AIM
Count each line in which the word "filter" appears. Reply with the total and nothing more.

Stored entries
%%
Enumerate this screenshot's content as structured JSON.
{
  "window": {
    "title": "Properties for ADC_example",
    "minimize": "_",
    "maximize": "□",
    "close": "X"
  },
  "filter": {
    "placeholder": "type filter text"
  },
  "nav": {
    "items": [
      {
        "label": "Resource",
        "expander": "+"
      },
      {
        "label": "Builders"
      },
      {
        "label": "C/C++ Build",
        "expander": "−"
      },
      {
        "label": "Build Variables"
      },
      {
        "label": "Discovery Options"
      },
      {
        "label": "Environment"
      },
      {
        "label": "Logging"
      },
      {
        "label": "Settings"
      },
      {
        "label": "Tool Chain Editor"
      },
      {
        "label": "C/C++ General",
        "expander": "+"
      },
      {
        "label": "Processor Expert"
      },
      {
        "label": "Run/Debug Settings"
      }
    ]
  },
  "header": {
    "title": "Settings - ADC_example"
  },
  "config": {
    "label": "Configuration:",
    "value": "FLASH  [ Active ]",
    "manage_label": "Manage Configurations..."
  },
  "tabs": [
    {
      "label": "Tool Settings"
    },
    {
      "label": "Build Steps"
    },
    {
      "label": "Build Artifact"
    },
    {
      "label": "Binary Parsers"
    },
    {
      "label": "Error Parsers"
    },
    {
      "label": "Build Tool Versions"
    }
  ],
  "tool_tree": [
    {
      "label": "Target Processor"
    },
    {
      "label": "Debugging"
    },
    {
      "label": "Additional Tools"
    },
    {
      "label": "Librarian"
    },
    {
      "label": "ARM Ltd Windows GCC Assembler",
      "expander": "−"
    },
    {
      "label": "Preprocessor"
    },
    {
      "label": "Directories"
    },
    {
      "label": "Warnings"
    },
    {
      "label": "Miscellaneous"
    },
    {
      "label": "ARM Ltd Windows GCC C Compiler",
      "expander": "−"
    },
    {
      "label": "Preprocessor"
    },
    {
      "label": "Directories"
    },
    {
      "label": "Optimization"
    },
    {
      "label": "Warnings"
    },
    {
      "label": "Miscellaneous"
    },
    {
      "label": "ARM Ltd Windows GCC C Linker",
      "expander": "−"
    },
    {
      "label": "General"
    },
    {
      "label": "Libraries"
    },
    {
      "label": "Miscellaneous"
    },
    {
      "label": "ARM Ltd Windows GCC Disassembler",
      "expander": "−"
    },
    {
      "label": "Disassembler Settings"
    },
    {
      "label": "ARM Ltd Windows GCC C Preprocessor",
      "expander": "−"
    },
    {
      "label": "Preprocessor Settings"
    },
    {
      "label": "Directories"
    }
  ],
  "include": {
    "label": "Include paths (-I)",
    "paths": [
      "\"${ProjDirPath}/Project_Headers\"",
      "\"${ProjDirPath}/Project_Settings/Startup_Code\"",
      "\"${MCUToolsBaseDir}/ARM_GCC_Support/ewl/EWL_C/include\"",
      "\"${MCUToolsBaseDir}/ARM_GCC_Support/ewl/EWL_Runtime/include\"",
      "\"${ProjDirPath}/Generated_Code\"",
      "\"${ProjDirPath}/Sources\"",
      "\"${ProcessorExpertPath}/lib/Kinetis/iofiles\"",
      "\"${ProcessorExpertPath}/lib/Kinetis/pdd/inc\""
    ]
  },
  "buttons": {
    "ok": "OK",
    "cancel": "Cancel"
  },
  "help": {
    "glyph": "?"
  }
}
%%
ANSWER TO THE TASK
2